• [Exercise goal]: Search the material below for the string "JSON" and extract each line that has it.

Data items
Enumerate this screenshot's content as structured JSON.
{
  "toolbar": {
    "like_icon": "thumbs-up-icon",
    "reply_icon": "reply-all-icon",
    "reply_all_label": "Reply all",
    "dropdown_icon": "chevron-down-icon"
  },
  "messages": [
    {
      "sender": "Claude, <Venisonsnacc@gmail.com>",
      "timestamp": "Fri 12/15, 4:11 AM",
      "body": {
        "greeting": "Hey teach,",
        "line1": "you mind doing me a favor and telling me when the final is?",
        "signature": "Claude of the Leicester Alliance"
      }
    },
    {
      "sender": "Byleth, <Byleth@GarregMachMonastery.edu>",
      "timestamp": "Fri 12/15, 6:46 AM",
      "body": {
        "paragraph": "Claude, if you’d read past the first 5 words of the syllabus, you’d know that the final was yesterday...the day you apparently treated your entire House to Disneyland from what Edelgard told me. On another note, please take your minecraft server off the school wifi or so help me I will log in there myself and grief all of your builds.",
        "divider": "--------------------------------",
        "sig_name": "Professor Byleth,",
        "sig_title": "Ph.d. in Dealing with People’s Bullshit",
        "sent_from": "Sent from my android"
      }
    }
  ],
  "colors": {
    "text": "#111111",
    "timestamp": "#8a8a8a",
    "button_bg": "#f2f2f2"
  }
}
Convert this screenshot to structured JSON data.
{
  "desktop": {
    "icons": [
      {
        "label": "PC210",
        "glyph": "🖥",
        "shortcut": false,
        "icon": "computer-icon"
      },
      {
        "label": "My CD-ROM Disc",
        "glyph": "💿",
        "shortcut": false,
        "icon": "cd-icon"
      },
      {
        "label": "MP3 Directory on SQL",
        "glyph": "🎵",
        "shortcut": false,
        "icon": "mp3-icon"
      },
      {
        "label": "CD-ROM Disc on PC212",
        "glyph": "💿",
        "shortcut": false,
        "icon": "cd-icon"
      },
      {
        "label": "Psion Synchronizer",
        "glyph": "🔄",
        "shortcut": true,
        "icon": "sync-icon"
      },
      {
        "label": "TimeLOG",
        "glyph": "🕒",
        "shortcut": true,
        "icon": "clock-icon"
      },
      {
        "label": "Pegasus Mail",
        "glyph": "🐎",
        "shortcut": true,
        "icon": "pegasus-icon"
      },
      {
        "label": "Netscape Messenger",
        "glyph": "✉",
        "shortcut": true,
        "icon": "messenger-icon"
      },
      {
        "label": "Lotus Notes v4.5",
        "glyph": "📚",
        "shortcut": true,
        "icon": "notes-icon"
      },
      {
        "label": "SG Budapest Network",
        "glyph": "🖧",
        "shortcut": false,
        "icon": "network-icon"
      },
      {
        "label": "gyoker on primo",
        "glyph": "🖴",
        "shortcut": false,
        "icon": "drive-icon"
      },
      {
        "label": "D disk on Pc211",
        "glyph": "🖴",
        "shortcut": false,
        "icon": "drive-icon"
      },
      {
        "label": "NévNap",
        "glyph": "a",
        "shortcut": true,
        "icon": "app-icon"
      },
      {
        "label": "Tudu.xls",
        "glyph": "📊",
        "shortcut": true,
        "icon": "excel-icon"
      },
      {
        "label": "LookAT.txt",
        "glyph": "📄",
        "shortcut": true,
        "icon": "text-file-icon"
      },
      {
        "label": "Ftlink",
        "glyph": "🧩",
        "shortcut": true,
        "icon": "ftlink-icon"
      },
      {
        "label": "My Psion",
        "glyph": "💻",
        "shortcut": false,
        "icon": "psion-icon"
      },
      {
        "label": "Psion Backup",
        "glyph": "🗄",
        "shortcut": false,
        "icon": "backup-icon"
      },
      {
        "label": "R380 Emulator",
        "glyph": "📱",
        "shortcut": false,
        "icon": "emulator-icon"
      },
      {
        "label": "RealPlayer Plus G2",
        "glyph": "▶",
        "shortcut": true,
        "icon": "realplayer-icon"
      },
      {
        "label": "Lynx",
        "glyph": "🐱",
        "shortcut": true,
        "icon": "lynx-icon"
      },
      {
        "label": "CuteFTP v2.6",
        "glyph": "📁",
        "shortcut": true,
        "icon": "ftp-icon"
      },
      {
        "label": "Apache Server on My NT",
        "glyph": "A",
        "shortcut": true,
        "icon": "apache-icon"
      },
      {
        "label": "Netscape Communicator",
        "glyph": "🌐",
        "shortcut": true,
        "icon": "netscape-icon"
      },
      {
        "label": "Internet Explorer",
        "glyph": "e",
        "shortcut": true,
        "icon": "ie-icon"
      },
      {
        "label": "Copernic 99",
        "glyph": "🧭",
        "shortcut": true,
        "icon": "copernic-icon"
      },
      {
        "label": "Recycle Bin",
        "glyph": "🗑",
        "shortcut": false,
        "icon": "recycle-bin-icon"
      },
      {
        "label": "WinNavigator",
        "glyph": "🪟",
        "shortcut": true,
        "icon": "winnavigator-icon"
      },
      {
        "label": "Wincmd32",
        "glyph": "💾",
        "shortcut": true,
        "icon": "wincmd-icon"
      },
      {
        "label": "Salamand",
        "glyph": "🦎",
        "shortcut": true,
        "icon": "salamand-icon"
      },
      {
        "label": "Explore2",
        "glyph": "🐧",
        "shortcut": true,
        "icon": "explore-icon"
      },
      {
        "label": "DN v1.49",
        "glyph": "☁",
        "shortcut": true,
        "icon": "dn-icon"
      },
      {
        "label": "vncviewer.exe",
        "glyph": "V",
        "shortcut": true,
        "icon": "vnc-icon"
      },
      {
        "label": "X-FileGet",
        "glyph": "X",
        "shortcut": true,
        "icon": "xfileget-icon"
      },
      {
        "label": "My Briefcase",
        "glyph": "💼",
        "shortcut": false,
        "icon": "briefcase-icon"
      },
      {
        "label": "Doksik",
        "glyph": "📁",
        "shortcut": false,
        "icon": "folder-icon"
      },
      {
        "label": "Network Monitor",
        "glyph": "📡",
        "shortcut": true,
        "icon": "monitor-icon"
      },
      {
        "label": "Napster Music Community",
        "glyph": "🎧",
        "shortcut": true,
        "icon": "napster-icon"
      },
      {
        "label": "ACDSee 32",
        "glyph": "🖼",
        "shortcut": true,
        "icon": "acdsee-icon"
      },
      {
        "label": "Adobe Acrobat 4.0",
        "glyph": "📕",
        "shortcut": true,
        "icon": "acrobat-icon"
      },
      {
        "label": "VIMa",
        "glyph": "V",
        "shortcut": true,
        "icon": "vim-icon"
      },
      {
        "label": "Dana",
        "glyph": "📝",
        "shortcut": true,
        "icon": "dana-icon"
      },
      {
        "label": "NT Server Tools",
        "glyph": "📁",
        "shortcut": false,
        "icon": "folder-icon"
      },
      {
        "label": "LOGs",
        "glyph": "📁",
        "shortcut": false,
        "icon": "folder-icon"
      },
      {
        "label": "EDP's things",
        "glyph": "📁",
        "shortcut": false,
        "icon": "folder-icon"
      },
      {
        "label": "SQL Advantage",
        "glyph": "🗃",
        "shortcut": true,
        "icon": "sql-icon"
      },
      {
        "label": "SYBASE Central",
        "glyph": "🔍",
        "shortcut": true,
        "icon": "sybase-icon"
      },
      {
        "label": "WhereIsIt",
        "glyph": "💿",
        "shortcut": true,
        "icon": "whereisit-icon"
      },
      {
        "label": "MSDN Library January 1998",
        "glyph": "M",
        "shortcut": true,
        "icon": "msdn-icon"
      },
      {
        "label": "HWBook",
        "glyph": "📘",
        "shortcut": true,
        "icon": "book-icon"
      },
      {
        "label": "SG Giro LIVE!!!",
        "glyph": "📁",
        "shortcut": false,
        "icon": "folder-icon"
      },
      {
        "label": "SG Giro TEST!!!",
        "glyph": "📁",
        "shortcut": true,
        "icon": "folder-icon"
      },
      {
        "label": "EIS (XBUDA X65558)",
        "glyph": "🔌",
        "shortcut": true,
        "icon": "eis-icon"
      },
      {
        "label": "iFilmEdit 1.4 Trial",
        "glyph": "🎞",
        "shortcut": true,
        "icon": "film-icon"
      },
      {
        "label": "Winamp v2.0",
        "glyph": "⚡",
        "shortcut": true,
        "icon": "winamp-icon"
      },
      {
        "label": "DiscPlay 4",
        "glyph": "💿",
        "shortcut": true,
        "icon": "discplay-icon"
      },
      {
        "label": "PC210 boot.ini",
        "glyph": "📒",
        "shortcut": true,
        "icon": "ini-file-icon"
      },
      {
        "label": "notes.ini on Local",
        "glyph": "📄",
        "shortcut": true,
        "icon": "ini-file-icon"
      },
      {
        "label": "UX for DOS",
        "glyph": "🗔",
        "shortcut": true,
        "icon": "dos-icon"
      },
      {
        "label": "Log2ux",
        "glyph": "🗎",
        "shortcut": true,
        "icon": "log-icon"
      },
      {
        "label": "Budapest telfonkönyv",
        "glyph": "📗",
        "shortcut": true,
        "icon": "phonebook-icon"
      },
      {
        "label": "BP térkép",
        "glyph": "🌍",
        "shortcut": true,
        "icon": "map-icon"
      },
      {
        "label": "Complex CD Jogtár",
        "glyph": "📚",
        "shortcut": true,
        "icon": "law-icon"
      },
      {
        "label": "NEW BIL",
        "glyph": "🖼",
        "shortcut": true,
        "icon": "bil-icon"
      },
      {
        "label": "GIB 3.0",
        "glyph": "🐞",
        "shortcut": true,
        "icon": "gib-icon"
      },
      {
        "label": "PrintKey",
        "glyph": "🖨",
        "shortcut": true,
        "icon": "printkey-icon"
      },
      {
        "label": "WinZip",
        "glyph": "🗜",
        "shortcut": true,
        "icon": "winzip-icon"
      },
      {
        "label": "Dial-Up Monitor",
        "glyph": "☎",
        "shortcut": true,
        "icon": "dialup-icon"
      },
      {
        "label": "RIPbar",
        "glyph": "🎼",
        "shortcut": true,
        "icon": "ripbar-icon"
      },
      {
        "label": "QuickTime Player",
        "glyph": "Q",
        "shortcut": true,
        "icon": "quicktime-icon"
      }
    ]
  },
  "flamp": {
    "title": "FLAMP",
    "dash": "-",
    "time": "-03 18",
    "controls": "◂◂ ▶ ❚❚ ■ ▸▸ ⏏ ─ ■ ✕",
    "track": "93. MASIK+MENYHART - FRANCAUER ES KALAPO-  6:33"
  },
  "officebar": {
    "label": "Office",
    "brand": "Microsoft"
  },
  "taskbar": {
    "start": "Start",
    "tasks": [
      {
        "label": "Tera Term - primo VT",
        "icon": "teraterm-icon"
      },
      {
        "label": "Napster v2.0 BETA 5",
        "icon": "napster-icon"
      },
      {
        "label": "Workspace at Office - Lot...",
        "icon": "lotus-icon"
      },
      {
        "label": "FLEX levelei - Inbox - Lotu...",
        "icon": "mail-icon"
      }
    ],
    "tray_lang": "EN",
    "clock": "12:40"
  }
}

• [Solution to this exercise]:
Enumerate this screenshot's content as structured JSON.
Convert this screenshot to structured JSON data.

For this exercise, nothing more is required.